WORK REQUIRED. Copy each line of the material below that includes the string "如需改动".

************

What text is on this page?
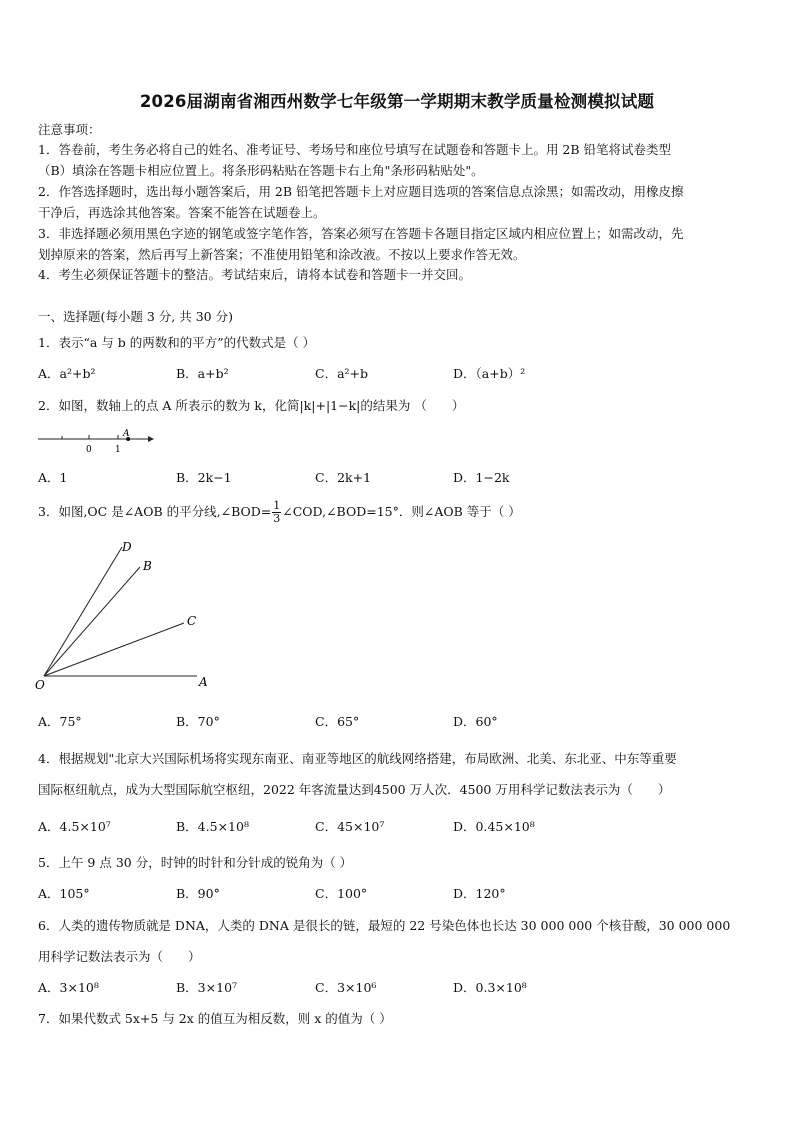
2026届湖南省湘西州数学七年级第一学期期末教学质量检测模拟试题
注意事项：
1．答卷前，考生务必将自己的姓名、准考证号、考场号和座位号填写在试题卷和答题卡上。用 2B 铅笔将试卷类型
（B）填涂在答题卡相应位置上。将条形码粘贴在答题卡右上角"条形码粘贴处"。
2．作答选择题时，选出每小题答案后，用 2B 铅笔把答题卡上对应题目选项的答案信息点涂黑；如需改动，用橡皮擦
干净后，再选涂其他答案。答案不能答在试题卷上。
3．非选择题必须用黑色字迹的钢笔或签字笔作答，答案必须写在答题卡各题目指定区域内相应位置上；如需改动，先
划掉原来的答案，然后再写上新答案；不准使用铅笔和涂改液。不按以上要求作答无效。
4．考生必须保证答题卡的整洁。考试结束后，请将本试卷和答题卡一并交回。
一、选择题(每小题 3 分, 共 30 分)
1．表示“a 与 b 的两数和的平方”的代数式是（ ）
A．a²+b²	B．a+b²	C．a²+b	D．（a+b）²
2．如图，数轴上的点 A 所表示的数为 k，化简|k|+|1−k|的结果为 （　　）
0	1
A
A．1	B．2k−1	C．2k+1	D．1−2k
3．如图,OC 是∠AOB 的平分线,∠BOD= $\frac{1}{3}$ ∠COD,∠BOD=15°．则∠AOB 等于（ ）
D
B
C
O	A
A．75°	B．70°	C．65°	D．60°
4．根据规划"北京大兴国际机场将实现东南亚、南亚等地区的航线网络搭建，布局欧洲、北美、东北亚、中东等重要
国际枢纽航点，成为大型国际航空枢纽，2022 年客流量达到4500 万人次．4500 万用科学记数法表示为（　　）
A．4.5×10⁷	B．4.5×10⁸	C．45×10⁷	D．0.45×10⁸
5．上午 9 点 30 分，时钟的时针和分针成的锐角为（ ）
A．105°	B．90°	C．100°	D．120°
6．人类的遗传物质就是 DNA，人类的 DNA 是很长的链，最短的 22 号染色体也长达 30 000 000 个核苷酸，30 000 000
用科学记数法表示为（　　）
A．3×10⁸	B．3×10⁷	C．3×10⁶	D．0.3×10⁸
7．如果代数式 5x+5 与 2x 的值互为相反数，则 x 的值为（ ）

************

COMPLETE ANSWER.
2．作答选择题时，选出每小题答案后，用 2B 铅笔把答题卡上对应题目选项的答案信息点涂黑；如需改动，用橡皮擦
3．非选择题必须用黑色字迹的钢笔或签字笔作答，答案必须写在答题卡各题目指定区域内相应位置上；如需改动，先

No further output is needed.